Collected data:
········

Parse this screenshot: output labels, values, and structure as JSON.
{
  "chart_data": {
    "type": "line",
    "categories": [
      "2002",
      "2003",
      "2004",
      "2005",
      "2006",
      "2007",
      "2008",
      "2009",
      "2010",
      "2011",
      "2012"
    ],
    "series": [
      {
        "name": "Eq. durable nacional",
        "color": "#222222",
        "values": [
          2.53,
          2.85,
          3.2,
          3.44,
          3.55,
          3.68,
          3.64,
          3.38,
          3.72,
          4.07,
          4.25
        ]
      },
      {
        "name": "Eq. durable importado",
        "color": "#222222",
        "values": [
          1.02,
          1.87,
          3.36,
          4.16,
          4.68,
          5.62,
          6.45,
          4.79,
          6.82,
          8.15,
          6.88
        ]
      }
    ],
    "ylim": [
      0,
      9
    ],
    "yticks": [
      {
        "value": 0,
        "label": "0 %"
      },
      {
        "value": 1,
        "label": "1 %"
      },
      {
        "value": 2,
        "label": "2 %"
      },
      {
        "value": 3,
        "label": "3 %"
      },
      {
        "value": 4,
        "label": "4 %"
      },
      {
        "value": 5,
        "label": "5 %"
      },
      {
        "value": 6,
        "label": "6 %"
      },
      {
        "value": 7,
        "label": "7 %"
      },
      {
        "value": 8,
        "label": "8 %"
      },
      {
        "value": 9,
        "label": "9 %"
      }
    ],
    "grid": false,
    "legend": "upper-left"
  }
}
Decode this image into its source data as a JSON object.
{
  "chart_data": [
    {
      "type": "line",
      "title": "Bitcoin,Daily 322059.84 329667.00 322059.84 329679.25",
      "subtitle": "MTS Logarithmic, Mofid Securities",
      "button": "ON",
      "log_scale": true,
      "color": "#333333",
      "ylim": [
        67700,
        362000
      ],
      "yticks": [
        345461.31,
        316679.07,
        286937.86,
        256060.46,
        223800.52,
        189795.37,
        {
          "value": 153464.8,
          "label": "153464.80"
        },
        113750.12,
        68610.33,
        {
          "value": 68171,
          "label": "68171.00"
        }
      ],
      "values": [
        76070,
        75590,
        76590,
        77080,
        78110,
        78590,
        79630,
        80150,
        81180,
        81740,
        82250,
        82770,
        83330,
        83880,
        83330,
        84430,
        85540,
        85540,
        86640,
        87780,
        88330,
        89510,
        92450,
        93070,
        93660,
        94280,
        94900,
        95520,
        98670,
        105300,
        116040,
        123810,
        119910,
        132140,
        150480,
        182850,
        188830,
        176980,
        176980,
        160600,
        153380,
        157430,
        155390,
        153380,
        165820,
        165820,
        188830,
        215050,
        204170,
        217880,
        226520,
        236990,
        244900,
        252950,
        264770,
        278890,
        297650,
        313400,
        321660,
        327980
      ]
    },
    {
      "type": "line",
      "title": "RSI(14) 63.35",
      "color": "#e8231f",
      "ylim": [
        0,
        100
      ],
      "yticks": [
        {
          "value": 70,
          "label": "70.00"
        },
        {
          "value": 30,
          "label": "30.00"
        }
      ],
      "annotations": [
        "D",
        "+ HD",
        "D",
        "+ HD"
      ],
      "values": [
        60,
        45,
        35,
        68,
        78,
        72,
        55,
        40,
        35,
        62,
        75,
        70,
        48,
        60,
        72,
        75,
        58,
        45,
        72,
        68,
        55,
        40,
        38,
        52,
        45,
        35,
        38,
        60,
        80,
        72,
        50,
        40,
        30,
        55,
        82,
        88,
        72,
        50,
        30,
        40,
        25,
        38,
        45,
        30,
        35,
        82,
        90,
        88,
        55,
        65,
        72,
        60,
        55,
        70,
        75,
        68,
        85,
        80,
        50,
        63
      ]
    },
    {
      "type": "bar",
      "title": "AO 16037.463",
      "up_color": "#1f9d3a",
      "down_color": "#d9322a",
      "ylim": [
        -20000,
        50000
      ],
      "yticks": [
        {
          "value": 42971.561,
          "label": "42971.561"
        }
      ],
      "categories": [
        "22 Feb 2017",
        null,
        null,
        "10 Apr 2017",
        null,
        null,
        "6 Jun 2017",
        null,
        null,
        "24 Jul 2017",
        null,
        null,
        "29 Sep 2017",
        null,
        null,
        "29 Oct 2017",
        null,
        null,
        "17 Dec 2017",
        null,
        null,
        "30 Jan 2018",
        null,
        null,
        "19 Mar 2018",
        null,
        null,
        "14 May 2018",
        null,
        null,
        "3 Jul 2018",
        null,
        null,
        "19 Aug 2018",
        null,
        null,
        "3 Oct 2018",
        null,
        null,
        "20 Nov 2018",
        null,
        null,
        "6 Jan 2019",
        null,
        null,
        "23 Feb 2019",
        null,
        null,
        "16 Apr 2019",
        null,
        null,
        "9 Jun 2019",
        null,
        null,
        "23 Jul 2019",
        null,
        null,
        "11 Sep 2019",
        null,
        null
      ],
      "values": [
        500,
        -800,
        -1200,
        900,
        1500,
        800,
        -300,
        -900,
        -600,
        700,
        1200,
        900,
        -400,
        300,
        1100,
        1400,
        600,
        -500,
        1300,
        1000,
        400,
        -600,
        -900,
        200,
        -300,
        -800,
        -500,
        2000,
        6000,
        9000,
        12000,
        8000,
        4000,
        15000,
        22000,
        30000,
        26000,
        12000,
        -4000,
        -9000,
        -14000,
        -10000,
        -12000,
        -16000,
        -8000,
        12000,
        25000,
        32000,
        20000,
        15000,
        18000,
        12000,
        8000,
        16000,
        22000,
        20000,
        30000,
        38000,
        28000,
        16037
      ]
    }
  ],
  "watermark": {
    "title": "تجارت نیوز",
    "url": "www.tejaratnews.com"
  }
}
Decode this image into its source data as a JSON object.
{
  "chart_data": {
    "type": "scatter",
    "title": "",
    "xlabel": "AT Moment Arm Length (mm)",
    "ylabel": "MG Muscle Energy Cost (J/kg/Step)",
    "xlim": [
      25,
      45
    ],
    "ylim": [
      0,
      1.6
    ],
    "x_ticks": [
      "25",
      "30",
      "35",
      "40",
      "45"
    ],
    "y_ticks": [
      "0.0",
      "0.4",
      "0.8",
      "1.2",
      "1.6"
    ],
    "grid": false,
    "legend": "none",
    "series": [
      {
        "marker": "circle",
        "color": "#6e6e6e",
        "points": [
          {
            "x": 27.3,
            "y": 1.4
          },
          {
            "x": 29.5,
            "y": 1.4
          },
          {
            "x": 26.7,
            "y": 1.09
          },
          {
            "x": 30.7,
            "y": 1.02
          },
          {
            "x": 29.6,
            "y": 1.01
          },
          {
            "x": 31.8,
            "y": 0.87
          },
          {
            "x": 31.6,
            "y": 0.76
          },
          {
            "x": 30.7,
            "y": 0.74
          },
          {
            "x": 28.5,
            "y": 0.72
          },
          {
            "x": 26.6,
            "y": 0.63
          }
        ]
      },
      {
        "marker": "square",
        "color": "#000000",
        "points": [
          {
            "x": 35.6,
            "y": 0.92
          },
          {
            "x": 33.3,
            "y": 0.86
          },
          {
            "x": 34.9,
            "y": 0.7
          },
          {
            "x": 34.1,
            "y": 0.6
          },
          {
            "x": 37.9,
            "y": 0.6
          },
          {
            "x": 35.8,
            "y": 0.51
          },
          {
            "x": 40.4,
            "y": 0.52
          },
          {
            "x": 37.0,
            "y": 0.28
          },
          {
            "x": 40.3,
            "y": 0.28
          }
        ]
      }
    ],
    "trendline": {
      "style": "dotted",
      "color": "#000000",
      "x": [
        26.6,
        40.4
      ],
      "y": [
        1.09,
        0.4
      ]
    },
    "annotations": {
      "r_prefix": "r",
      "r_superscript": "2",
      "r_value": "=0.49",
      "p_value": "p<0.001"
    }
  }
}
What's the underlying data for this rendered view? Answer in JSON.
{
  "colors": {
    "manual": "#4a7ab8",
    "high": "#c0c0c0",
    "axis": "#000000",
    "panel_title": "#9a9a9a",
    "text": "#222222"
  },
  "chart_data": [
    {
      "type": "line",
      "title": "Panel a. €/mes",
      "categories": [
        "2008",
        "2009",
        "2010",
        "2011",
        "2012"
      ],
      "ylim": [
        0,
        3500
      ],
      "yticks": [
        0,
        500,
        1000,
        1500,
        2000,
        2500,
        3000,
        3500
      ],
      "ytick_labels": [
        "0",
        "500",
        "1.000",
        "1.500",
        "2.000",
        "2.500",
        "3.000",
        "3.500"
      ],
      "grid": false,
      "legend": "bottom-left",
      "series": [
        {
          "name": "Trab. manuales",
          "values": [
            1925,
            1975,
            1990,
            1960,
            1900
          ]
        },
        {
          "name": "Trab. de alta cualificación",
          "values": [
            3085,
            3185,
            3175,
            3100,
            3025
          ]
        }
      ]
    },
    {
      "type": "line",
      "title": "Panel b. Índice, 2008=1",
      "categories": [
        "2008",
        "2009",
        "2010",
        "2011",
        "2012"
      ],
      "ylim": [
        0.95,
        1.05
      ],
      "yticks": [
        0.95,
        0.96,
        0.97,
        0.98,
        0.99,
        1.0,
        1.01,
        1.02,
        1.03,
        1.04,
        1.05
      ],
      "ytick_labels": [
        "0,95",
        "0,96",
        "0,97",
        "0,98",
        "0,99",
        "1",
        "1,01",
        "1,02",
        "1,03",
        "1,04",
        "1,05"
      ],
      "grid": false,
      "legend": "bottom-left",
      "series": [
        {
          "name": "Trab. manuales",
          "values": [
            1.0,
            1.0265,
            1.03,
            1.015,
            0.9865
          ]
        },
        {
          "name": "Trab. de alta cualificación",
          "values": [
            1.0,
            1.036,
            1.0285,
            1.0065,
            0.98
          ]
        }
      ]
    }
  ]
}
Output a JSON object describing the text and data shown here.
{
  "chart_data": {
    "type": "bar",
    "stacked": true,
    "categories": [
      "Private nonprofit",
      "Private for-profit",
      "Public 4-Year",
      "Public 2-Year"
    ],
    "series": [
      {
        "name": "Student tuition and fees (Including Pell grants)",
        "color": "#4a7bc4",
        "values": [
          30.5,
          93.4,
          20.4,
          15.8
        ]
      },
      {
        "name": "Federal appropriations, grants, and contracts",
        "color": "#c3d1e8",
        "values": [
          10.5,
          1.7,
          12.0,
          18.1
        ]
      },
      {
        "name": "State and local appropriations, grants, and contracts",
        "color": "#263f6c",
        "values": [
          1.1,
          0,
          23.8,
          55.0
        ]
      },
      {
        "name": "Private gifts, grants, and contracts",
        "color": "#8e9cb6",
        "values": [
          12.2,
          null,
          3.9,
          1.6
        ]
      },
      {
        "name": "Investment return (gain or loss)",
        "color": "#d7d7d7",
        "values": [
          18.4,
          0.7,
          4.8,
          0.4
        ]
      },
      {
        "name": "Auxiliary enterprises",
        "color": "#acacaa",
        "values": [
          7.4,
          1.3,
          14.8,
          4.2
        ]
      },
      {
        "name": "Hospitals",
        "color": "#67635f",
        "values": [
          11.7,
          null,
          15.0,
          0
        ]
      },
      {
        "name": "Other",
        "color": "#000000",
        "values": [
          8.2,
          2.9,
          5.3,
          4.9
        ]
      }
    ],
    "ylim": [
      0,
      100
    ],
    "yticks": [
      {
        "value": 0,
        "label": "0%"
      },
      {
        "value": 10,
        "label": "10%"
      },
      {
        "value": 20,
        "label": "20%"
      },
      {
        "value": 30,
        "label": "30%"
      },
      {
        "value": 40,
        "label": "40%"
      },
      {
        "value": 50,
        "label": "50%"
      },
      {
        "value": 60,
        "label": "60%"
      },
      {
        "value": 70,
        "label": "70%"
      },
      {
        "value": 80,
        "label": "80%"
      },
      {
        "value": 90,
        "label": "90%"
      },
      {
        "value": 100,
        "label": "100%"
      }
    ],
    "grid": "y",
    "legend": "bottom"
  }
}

········

• Short problem
Give the number of lines in the records that contain the string "appropriations", with no other output.

• Answer to the exercise
2